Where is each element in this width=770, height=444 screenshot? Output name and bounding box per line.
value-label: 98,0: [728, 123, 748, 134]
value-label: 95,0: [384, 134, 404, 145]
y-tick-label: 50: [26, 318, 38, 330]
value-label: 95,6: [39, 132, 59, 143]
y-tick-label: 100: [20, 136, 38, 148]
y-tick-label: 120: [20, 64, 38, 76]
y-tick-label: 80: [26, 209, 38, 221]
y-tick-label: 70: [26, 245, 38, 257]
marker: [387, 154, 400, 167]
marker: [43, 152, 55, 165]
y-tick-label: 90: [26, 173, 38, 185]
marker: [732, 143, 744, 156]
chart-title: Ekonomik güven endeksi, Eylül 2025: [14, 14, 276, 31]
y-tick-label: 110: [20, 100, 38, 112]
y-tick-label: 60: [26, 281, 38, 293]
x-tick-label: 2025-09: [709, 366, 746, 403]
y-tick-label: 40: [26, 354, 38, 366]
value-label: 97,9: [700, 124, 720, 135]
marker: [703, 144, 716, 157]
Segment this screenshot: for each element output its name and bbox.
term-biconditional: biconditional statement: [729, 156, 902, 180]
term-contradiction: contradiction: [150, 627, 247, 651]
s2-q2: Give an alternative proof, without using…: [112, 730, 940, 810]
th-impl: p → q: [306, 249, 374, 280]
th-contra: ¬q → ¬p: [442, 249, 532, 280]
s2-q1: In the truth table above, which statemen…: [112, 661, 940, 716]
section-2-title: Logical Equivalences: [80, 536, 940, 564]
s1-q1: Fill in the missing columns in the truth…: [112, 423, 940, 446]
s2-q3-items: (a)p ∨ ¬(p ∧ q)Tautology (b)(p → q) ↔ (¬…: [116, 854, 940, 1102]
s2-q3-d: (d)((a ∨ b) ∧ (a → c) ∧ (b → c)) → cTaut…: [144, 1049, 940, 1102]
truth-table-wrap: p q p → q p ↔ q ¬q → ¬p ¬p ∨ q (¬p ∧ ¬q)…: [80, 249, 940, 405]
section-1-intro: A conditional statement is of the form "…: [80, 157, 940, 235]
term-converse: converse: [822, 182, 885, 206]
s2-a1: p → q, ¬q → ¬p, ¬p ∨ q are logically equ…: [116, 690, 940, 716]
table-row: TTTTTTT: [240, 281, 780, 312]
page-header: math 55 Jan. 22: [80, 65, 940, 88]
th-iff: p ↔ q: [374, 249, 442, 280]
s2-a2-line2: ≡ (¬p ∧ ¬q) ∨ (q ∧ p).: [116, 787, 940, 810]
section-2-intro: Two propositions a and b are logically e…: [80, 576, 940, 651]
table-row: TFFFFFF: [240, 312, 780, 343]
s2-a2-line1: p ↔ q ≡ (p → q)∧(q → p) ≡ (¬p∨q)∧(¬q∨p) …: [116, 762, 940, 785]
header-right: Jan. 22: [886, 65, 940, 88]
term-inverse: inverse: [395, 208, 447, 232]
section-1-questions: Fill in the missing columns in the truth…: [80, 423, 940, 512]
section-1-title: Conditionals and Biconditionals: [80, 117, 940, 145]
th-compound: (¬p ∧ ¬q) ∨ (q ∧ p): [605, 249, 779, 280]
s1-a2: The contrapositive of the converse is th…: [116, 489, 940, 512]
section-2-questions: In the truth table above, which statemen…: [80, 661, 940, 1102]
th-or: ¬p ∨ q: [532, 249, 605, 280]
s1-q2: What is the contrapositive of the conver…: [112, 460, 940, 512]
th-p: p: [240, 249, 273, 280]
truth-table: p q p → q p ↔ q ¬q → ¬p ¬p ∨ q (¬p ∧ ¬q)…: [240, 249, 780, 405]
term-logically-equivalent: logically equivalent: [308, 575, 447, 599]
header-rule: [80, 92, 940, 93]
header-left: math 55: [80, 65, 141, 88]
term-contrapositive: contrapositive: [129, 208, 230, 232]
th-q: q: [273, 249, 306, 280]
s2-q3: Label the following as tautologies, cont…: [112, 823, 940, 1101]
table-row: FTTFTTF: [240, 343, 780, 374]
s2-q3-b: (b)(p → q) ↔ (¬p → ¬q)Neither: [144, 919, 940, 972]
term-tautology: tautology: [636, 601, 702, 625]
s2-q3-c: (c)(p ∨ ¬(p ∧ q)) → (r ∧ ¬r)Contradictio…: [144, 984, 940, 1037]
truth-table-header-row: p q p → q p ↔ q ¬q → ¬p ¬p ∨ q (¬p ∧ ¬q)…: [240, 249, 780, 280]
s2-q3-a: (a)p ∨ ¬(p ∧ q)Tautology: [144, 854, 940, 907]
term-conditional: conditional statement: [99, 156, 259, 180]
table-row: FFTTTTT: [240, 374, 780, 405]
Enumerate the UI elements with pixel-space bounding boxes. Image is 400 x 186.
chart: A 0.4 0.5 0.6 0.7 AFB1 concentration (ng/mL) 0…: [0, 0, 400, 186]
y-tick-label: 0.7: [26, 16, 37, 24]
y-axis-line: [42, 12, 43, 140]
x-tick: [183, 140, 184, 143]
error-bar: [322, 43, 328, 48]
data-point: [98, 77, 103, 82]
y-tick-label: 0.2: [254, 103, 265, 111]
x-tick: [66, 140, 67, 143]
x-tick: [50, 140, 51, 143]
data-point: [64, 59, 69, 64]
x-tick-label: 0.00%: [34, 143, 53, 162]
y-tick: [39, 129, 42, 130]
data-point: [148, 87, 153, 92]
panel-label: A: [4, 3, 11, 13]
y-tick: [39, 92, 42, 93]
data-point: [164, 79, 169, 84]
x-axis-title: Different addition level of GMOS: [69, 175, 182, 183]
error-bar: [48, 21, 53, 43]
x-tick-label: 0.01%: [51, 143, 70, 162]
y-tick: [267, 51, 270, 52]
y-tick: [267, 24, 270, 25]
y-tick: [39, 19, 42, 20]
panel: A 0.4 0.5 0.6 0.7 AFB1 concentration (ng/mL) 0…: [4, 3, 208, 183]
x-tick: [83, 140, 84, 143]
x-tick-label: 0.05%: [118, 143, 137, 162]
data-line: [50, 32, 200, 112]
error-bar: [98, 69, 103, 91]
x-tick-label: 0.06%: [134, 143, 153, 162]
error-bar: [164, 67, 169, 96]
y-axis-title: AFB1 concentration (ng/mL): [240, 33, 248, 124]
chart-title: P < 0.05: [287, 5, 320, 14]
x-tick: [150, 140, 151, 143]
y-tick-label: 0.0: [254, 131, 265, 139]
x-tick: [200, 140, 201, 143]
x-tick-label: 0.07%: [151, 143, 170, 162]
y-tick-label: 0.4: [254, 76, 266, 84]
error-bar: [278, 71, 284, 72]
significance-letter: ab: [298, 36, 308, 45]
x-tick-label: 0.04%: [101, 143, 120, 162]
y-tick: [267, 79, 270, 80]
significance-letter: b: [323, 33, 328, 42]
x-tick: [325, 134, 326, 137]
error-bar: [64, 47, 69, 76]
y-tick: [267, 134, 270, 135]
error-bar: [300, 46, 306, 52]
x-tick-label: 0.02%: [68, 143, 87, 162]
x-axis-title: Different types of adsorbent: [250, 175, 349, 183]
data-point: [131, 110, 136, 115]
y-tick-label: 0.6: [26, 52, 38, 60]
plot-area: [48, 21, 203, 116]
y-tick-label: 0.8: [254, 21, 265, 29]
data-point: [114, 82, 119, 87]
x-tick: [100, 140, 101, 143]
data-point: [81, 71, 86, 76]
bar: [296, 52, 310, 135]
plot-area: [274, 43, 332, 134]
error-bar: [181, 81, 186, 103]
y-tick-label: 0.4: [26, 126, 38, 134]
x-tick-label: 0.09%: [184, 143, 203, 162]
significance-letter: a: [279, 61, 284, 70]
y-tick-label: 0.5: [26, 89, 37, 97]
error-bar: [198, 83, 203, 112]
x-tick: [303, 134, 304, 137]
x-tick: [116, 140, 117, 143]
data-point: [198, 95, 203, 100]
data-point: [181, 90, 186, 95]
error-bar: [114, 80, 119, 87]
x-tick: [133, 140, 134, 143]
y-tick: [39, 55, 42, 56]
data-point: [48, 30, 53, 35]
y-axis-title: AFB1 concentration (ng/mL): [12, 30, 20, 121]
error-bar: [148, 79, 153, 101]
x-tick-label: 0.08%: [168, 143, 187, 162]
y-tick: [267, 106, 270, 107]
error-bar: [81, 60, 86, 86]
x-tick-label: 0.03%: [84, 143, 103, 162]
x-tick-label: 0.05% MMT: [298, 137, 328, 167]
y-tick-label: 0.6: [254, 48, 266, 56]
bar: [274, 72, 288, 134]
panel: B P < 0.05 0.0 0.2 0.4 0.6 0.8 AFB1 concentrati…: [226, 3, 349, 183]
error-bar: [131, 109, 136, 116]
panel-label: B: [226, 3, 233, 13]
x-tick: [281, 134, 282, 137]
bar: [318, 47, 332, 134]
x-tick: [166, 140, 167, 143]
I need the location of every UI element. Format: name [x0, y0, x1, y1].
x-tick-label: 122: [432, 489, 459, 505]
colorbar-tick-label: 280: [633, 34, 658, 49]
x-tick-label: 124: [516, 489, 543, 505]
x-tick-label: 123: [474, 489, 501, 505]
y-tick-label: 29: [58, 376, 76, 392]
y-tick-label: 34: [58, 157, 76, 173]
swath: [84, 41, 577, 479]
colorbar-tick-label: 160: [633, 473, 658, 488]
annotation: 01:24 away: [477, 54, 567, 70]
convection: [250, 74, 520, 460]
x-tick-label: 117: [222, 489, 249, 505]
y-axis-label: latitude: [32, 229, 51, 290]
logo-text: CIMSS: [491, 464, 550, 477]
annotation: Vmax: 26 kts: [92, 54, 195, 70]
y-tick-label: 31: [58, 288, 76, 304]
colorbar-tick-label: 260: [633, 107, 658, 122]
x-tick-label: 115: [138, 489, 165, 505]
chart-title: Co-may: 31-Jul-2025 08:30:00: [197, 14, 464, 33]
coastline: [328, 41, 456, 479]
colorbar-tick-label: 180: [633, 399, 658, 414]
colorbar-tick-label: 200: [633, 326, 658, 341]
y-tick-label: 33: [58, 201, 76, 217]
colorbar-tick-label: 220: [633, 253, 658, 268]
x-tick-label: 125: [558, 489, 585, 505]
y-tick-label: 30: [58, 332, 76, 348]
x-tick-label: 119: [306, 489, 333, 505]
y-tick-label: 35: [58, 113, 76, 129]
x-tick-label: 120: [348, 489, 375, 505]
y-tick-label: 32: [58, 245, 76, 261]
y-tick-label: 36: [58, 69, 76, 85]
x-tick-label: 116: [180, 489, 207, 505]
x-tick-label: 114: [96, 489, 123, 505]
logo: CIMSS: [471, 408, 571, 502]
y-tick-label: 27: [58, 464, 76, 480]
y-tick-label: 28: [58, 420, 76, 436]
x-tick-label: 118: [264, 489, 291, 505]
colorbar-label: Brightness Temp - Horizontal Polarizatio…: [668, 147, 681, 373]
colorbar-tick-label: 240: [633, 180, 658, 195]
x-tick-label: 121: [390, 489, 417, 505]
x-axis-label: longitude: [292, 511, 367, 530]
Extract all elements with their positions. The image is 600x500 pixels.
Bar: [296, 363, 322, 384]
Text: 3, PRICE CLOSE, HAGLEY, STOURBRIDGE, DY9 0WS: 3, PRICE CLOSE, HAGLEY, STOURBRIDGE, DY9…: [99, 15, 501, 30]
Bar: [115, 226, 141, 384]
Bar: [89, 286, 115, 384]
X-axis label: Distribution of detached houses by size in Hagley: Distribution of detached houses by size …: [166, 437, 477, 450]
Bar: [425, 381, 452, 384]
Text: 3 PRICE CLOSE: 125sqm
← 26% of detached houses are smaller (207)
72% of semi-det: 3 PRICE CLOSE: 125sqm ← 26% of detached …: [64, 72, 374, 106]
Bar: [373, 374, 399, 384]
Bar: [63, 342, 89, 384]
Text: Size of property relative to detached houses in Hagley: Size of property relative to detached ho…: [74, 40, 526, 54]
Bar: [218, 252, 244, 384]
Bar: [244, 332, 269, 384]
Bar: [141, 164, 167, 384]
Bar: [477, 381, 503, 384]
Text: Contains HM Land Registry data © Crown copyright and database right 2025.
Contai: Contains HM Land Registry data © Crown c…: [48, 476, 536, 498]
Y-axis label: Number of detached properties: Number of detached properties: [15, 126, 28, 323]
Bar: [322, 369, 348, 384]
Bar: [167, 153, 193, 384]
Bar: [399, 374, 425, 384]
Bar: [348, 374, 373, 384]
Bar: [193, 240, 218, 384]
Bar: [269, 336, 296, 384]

++++++

■ **Work to do**:
Arrange everything from the start of the records above down to the line containing "table-row: TFFFFFF: [240, 312, 780, 343]", that line included, as a numbered list. Leave out any blank lines.

■ **Task result**:
1. Where is each element in this width=770, height=444 screenshot? Output name and bounding box per line.
2. value-label: 98,0: [728, 123, 748, 134]
3. value-label: 95,0: [384, 134, 404, 145]
4. y-tick-label: 50: [26, 318, 38, 330]
5. value-label: 95,6: [39, 132, 59, 143]
6. y-tick-label: 100: [20, 136, 38, 148]
7. y-tick-label: 120: [20, 64, 38, 76]
8. y-tick-label: 80: [26, 209, 38, 221]
9. y-tick-label: 70: [26, 245, 38, 257]
10. marker: [387, 154, 400, 167]
11. marker: [43, 152, 55, 165]
12. y-tick-label: 90: [26, 173, 38, 185]
13. marker: [732, 143, 744, 156]
14. chart-title: Ekonomik güven endeksi, Eylül 2025: [14, 14, 276, 31]
15. y-tick-label: 110: [20, 100, 38, 112]
16. y-tick-label: 60: [26, 281, 38, 293]
17. x-tick-label: 2025-09: [709, 366, 746, 403]
18. y-tick-label: 40: [26, 354, 38, 366]
19. value-label: 97,9: [700, 124, 720, 135]
20. marker: [703, 144, 716, 157]
21. Segment this screenshot: for each element output its name and bbox.
22. term-biconditional: biconditional statement: [729, 156, 902, 180]
23. term-contradiction: contradiction: [150, 627, 247, 651]
24. s2-q2: Give an alternative proof, without using…: [112, 730, 940, 810]
25. th-impl: p → q: [306, 249, 374, 280]
26. th-contra: ¬q → ¬p: [442, 249, 532, 280]
27. s2-q1: In the truth table above, which statemen…: [112, 661, 940, 716]
28. section-2-title: Logical Equivalences: [80, 536, 940, 564]
29. s1-q1: Fill in the missing columns in the truth…: [112, 423, 940, 446]
30. s2-q3-items: (a)p ∨ ¬(p ∧ q)Tautology (b)(p → q) ↔ (¬…: [116, 854, 940, 1102]
31. s2-q3-d: (d)((a ∨ b) ∧ (a → c) ∧ (b → c)) → cTaut…: [144, 1049, 940, 1102]
32. truth-table-wrap: p q p → q p ↔ q ¬q → ¬p ¬p ∨ q (¬p ∧ ¬q)…: [80, 249, 940, 405]
33. section-1-intro: A conditional statement is of the form "…: [80, 157, 940, 235]
34. term-converse: converse: [822, 182, 885, 206]
35. s2-a1: p → q, ¬q → ¬p, ¬p ∨ q are logically equ…: [116, 690, 940, 716]
36. table-row: TTTTTTT: [240, 281, 780, 312]
37. page-header: math 55 Jan. 22: [80, 65, 940, 88]
38. th-iff: p ↔ q: [374, 249, 442, 280]
39. s2-a2-line2: ≡ (¬p ∧ ¬q) ∨ (q ∧ p).: [116, 787, 940, 810]
40. section-2-intro: Two propositions a and b are logically e…: [80, 576, 940, 651]
41. table-row: TFFFFFF: [240, 312, 780, 343]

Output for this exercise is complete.